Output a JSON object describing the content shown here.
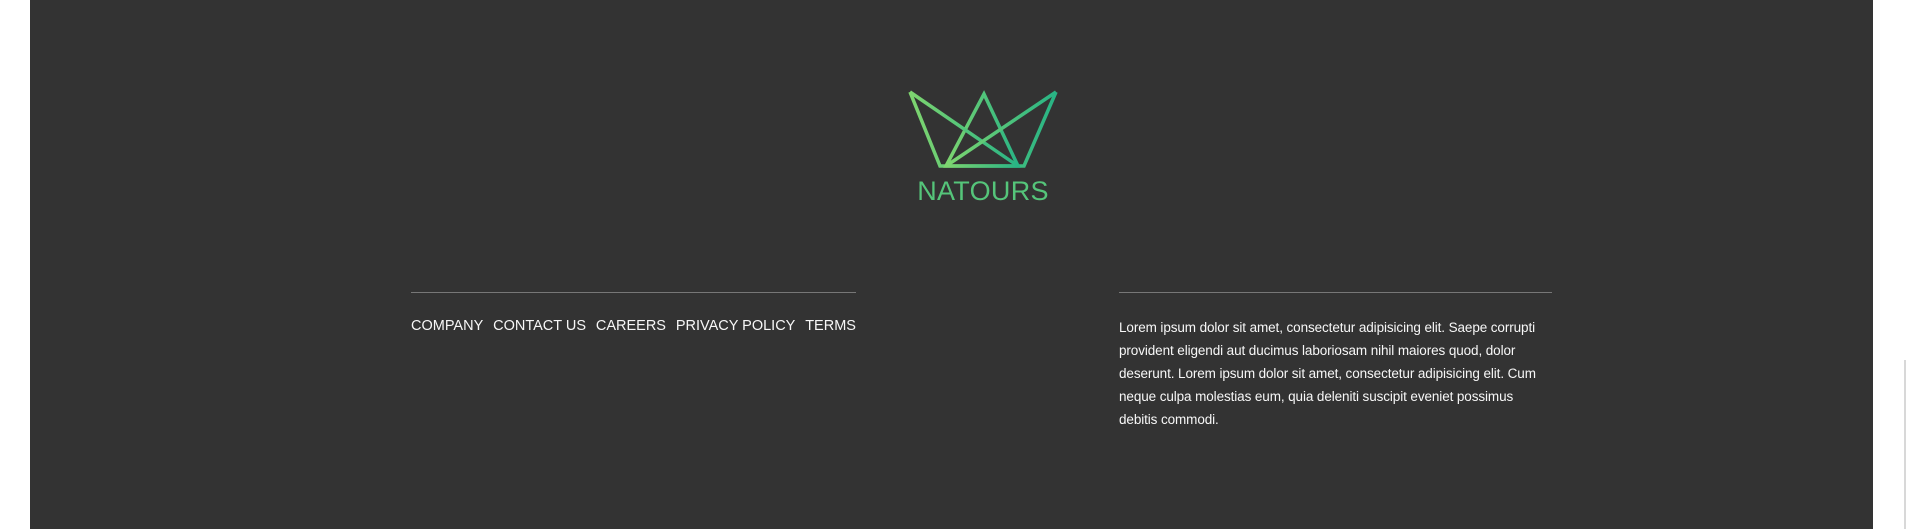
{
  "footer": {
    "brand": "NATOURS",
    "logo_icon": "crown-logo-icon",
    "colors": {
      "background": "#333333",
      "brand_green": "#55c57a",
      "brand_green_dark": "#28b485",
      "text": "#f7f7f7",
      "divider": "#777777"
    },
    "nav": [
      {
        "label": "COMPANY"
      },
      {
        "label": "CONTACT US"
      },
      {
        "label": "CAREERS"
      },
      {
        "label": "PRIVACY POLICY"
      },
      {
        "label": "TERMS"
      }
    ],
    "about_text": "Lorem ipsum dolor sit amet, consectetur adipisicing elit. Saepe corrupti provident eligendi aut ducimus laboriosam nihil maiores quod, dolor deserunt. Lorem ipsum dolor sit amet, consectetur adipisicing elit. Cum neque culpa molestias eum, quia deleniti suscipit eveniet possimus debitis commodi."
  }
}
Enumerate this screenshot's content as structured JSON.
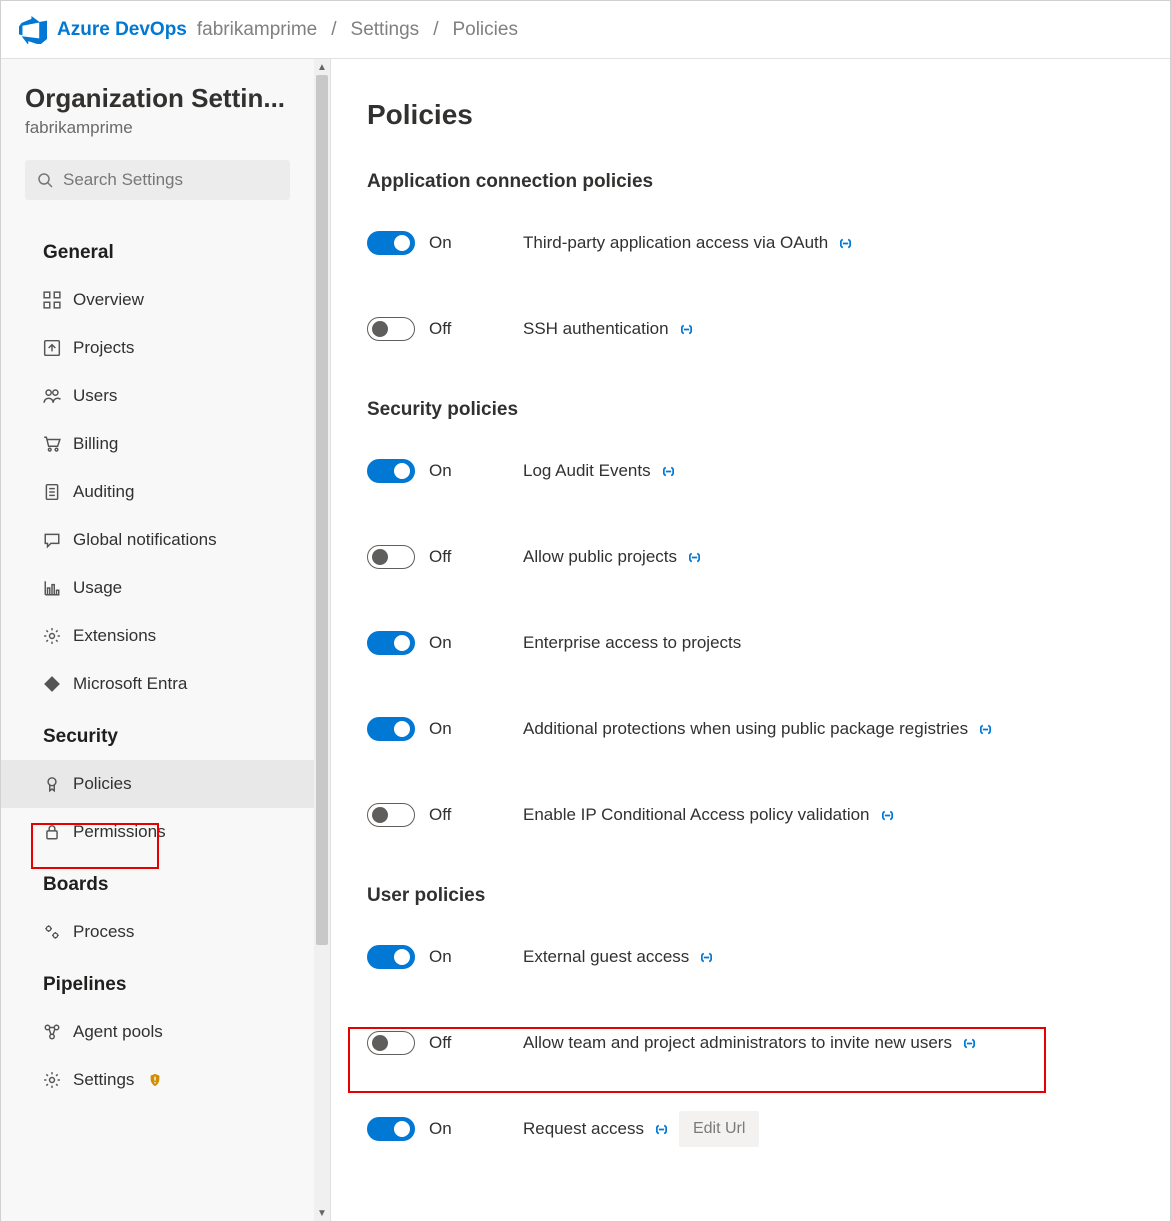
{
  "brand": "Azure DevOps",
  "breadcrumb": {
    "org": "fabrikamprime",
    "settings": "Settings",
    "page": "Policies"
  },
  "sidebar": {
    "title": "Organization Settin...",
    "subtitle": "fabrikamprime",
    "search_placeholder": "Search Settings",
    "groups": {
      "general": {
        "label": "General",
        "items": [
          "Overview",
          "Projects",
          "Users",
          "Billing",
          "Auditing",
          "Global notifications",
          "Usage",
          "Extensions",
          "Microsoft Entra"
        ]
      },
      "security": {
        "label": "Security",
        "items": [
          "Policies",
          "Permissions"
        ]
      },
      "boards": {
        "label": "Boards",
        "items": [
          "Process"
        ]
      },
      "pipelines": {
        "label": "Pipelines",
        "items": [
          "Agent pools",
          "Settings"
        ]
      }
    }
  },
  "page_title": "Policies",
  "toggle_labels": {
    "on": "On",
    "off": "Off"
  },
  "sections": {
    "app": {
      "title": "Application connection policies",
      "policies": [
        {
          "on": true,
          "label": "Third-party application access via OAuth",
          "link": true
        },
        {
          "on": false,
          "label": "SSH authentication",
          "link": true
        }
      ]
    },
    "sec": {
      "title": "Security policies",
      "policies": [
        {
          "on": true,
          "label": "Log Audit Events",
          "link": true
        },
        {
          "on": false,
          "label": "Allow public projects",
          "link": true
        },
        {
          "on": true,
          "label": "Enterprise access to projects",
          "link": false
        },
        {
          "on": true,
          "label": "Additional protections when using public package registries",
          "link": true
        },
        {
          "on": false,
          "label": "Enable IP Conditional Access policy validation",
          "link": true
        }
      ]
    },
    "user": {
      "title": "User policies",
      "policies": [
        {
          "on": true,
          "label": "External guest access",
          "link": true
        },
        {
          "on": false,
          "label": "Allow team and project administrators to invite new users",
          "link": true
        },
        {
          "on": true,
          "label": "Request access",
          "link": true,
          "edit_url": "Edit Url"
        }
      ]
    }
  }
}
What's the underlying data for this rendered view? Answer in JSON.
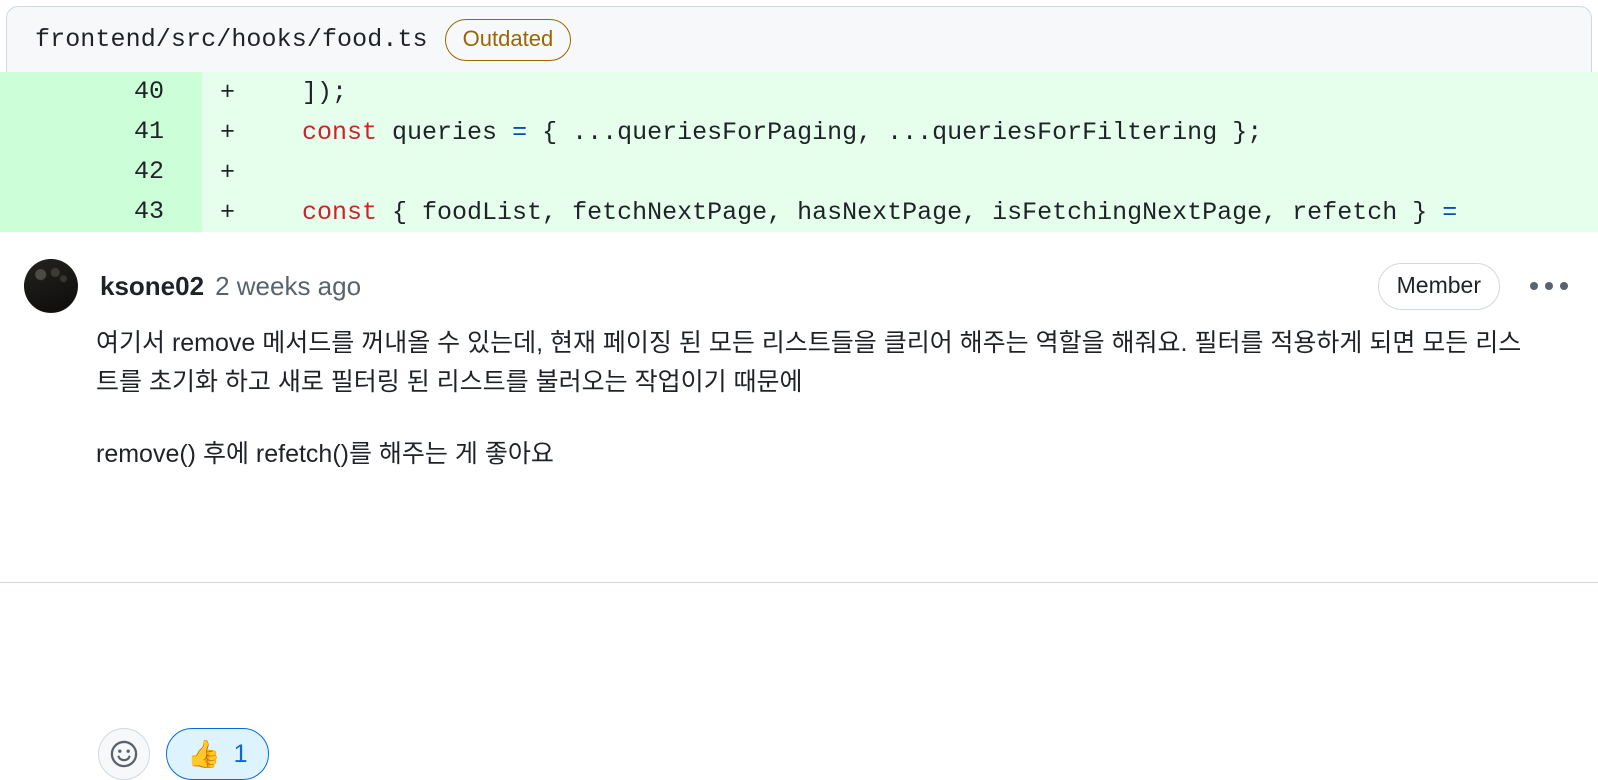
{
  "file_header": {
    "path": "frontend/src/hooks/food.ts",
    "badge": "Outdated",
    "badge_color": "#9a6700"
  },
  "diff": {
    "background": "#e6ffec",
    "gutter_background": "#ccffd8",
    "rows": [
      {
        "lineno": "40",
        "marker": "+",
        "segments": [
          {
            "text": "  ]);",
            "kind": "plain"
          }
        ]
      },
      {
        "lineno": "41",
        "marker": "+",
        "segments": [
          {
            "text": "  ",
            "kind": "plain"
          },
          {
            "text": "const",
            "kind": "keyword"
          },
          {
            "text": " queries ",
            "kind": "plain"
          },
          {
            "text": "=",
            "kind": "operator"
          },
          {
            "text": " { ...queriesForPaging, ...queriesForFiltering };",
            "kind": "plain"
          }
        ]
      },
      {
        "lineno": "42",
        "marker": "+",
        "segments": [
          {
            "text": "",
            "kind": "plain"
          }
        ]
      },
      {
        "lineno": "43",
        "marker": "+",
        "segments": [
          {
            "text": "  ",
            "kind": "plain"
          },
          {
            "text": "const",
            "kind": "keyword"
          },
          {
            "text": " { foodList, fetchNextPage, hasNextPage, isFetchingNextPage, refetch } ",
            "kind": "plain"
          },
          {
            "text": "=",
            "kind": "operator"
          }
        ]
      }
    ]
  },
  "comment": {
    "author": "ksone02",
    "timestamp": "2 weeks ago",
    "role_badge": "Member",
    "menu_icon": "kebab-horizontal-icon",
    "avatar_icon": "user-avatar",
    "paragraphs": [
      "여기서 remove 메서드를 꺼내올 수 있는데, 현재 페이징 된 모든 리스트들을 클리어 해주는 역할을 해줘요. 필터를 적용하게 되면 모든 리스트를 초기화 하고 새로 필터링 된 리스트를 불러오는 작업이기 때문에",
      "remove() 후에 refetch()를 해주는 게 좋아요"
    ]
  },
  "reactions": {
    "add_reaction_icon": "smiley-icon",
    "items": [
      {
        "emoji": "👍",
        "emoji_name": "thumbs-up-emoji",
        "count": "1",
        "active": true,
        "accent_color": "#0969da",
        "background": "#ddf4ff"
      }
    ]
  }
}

* What is needed *
Write out all the entries again, word for word, and print no images.

* Exercise answer *
Output a JSON object describing the content shown here.
{
  "footer": {
    "brand": "NATOURS",
    "logo_icon": "crown-logo-icon",
    "colors": {
      "background": "#333333",
      "brand_green": "#55c57a",
      "brand_green_dark": "#28b485",
      "text": "#f7f7f7",
      "divider": "#777777"
    },
    "nav": [
      {
        "label": "COMPANY"
      },
      {
        "label": "CONTACT US"
      },
      {
        "label": "CAREERS"
      },
      {
        "label": "PRIVACY POLICY"
      },
      {
        "label": "TERMS"
      }
    ],
    "about_text": "Lorem ipsum dolor sit amet, consectetur adipisicing elit. Saepe corrupti provident eligendi aut ducimus laboriosam nihil maiores quod, dolor deserunt. Lorem ipsum dolor sit amet, consectetur adipisicing elit. Cum neque culpa molestias eum, quia deleniti suscipit eveniet possimus debitis commodi."
  }
}
Enumerate this screenshot's content as structured JSON.
{
  "brand": "Azure DevOps",
  "breadcrumb": {
    "org": "fabrikamprime",
    "settings": "Settings",
    "page": "Policies"
  },
  "sidebar": {
    "title": "Organization Settin...",
    "subtitle": "fabrikamprime",
    "search_placeholder": "Search Settings",
    "groups": {
      "general": {
        "label": "General",
        "items": [
          "Overview",
          "Projects",
          "Users",
          "Billing",
          "Auditing",
          "Global notifications",
          "Usage",
          "Extensions",
          "Microsoft Entra"
        ]
      },
      "security": {
        "label": "Security",
        "items": [
          "Policies",
          "Permissions"
        ]
      },
      "boards": {
        "label": "Boards",
        "items": [
          "Process"
        ]
      },
      "pipelines": {
        "label": "Pipelines",
        "items": [
          "Agent pools",
          "Settings"
        ]
      }
    }
  },
  "page_title": "Policies",
  "toggle_labels": {
    "on": "On",
    "off": "Off"
  },
  "sections": {
    "app": {
      "title": "Application connection policies",
      "policies": [
        {
          "on": true,
          "label": "Third-party application access via OAuth",
          "link": true
        },
        {
          "on": false,
          "label": "SSH authentication",
          "link": true
        }
      ]
    },
    "sec": {
      "title": "Security policies",
      "policies": [
        {
          "on": true,
          "label": "Log Audit Events",
          "link": true
        },
        {
          "on": false,
          "label": "Allow public projects",
          "link": true
        },
        {
          "on": true,
          "label": "Enterprise access to projects",
          "link": false
        },
        {
          "on": true,
          "label": "Additional protections when using public package registries",
          "link": true
        },
        {
          "on": false,
          "label": "Enable IP Conditional Access policy validation",
          "link": true
        }
      ]
    },
    "user": {
      "title": "User policies",
      "policies": [
        {
          "on": true,
          "label": "External guest access",
          "link": true
        },
        {
          "on": false,
          "label": "Allow team and project administrators to invite new users",
          "link": true
        },
        {
          "on": true,
          "label": "Request access",
          "link": true,
          "edit_url": "Edit Url"
        }
      ]
    }
  }
}
What's the underlying data for this rendered view? Answer in JSON.
{
  "file_header": {
    "path": "frontend/src/hooks/food.ts",
    "badge": "Outdated",
    "badge_color": "#9a6700"
  },
  "diff": {
    "background": "#e6ffec",
    "gutter_background": "#ccffd8",
    "rows": [
      {
        "lineno": "40",
        "marker": "+",
        "segments": [
          {
            "text": "  ]);",
            "kind": "plain"
          }
        ]
      },
      {
        "lineno": "41",
        "marker": "+",
        "segments": [
          {
            "text": "  ",
            "kind": "plain"
          },
          {
            "text": "const",
            "kind": "keyword"
          },
          {
            "text": " queries ",
            "kind": "plain"
          },
          {
            "text": "=",
            "kind": "operator"
          },
          {
            "text": " { ...queriesForPaging, ...queriesForFiltering };",
            "kind": "plain"
          }
        ]
      },
      {
        "lineno": "42",
        "marker": "+",
        "segments": [
          {
            "text": "",
            "kind": "plain"
          }
        ]
      },
      {
        "lineno": "43",
        "marker": "+",
        "segments": [
          {
            "text": "  ",
            "kind": "plain"
          },
          {
            "text": "const",
            "kind": "keyword"
          },
          {
            "text": " { foodList, fetchNextPage, hasNextPage, isFetchingNextPage, refetch } ",
            "kind": "plain"
          },
          {
            "text": "=",
            "kind": "operator"
          }
        ]
      }
    ]
  },
  "comment": {
    "author": "ksone02",
    "timestamp": "2 weeks ago",
    "role_badge": "Member",
    "menu_icon": "kebab-horizontal-icon",
    "avatar_icon": "user-avatar",
    "paragraphs": [
      "여기서 remove 메서드를 꺼내올 수 있는데, 현재 페이징 된 모든 리스트들을 클리어 해주는 역할을 해줘요. 필터를 적용하게 되면 모든 리스트를 초기화 하고 새로 필터링 된 리스트를 불러오는 작업이기 때문에",
      "remove() 후에 refetch()를 해주는 게 좋아요"
    ]
  },
  "reactions": {
    "add_reaction_icon": "smiley-icon",
    "items": [
      {
        "emoji": "👍",
        "emoji_name": "thumbs-up-emoji",
        "count": "1",
        "active": true,
        "accent_color": "#0969da",
        "background": "#ddf4ff"
      }
    ]
  }
}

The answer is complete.